• _Stored rows_:
========
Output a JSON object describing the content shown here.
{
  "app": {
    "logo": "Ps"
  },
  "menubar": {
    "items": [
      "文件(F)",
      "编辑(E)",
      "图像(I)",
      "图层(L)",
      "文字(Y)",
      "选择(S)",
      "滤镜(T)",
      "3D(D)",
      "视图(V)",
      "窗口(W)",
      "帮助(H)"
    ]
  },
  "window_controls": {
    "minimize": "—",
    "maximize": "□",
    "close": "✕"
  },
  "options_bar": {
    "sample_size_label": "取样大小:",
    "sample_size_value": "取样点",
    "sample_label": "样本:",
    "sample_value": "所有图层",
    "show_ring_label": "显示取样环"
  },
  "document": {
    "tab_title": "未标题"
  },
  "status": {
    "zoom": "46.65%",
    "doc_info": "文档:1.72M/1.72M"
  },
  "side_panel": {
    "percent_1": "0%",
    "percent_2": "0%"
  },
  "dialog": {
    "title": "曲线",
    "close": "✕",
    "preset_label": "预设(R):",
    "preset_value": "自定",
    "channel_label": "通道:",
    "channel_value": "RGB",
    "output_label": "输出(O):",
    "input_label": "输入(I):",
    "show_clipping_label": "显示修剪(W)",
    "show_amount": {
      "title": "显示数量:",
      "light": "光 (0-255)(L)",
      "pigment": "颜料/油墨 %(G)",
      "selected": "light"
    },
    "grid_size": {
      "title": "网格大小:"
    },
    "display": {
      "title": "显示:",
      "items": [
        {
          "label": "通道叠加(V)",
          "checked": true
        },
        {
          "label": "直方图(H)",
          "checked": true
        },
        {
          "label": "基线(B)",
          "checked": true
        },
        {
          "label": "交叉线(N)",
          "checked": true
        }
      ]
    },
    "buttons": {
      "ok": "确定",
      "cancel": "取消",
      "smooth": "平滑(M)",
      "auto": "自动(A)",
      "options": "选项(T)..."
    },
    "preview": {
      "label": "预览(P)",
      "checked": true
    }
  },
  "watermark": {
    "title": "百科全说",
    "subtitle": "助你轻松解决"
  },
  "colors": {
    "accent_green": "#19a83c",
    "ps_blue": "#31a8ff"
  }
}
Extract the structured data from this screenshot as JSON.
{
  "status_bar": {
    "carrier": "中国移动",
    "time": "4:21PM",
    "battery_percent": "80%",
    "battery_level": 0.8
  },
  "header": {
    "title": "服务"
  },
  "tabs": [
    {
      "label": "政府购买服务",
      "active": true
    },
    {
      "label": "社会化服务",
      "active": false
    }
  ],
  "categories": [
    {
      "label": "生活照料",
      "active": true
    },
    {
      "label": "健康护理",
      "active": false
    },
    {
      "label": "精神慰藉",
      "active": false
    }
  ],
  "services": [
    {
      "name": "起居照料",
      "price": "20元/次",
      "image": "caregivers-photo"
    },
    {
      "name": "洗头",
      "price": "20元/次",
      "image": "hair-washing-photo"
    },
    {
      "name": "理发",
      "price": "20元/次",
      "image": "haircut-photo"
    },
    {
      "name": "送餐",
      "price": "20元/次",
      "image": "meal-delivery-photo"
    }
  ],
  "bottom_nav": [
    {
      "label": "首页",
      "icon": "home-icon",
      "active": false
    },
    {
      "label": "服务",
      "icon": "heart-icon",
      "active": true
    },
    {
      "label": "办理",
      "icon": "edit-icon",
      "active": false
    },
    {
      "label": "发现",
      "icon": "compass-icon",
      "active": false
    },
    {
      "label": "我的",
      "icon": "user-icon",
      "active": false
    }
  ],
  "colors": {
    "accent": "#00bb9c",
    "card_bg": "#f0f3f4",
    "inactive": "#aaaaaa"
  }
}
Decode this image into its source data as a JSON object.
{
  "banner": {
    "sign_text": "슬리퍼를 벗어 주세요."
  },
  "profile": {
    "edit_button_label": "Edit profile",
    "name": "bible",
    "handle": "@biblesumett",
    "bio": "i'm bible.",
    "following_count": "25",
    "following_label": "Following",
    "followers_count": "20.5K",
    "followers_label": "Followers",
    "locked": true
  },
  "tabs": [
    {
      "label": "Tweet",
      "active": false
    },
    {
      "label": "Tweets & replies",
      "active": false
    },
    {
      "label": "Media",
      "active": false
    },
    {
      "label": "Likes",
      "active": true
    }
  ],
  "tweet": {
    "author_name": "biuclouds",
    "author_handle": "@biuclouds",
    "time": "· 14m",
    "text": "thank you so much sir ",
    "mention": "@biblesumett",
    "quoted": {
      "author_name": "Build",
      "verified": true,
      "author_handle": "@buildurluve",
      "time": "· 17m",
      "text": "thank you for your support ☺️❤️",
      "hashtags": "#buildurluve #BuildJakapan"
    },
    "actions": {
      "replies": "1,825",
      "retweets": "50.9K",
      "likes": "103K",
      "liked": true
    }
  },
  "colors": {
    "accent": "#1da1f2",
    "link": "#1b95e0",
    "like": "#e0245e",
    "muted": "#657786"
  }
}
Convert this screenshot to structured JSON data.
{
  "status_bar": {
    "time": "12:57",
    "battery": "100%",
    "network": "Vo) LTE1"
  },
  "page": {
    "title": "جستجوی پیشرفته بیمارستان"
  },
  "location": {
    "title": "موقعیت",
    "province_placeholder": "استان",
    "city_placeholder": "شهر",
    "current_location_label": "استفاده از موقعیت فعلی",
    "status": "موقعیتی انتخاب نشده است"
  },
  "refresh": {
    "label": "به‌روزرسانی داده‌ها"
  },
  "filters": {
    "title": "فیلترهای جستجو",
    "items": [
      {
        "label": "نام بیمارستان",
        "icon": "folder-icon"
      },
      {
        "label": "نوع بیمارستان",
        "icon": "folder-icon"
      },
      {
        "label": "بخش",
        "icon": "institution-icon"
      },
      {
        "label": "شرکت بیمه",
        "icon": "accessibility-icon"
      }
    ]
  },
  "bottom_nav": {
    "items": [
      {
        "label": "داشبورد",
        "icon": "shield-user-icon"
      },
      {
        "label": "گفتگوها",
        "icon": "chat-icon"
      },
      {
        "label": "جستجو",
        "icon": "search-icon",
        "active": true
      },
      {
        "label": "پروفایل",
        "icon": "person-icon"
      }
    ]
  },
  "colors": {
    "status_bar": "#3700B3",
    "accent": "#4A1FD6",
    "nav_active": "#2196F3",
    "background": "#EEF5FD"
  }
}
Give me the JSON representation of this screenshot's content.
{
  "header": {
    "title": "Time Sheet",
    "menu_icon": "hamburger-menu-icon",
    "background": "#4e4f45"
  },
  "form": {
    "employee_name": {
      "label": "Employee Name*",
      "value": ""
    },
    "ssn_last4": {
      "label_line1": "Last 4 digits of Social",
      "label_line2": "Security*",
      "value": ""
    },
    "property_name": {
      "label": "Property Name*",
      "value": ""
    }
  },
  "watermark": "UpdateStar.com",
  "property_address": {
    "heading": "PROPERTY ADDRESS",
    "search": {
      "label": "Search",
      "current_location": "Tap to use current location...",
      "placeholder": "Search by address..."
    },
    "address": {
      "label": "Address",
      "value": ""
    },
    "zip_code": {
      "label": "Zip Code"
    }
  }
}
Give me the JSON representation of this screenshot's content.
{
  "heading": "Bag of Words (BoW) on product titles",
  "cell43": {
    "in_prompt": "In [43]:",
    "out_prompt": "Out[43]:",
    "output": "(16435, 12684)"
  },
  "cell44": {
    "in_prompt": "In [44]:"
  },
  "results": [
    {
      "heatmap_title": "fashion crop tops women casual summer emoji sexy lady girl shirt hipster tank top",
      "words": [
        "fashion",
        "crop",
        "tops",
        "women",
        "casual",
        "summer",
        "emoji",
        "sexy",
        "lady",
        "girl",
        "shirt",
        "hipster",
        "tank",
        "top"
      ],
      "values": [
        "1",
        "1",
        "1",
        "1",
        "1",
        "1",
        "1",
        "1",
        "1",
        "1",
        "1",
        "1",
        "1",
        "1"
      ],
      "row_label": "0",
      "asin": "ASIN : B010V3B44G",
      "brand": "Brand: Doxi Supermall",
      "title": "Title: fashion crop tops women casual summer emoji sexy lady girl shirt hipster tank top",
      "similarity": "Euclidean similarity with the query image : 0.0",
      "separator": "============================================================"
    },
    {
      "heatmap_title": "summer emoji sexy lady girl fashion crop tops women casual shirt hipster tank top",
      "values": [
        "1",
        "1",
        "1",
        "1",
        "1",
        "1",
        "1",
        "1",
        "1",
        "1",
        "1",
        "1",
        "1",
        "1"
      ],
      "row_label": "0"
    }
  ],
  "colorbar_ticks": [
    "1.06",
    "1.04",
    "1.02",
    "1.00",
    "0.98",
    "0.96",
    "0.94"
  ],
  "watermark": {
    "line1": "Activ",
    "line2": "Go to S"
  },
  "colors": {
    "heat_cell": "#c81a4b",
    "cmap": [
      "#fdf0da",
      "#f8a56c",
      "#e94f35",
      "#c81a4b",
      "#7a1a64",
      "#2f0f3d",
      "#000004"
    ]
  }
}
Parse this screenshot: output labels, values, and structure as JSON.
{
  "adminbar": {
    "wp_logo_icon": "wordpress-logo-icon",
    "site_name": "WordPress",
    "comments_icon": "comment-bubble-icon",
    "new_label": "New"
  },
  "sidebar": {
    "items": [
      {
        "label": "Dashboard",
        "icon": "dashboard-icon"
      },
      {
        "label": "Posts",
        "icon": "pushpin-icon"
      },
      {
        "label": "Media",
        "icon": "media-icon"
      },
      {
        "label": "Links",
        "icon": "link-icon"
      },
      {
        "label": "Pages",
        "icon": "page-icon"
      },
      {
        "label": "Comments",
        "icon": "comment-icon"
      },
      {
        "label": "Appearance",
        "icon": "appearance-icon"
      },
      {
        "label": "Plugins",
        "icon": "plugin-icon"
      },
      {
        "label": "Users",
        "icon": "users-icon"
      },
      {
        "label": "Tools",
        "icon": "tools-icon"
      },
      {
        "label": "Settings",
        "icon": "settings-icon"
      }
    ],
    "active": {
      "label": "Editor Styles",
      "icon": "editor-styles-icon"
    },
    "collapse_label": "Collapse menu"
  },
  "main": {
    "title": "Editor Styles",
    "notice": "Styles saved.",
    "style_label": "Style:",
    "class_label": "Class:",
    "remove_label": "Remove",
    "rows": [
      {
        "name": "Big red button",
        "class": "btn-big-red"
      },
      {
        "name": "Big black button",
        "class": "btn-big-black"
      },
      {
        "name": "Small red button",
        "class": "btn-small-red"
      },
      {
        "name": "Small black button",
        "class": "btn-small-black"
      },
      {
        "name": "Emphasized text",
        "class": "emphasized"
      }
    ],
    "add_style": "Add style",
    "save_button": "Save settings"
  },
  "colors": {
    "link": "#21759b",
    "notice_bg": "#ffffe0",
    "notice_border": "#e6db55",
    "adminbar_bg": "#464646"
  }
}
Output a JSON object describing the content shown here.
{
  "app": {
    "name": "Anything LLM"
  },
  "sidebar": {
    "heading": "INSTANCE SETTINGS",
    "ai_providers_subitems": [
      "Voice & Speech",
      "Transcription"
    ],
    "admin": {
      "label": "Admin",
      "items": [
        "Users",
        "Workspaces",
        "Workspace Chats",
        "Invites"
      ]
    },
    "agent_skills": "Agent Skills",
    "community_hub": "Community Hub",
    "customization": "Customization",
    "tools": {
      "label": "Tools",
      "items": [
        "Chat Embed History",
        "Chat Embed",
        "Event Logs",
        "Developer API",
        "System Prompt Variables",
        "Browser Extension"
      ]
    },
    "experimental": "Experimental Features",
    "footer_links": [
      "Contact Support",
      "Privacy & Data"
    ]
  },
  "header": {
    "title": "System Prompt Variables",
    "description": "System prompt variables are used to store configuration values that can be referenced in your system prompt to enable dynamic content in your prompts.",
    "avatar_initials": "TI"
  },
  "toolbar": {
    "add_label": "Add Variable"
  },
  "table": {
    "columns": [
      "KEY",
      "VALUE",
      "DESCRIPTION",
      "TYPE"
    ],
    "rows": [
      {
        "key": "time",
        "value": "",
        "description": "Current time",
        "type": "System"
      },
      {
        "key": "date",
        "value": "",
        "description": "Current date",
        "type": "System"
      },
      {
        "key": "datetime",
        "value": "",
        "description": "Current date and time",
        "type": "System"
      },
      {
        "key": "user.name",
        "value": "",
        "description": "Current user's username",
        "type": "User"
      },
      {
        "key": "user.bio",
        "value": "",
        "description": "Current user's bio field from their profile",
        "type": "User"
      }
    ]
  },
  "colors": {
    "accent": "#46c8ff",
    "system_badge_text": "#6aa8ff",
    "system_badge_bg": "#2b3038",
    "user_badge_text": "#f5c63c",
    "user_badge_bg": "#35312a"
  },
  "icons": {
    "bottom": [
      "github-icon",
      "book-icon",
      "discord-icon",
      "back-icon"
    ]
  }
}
========
• _Task goal_:
Show every line in the records above that contains the word "tops".

• _Correct response_:
      "heatmap_title": "fashion crop tops women casual summer emoji sexy lady girl shirt hipster tank top",
        "tops",
      "title": "Title: fashion crop tops women casual summer emoji sexy lady girl shirt hipster tank top",
      "heatmap_title": "summer emoji sexy lady girl fashion crop tops women casual shirt hipster tank top",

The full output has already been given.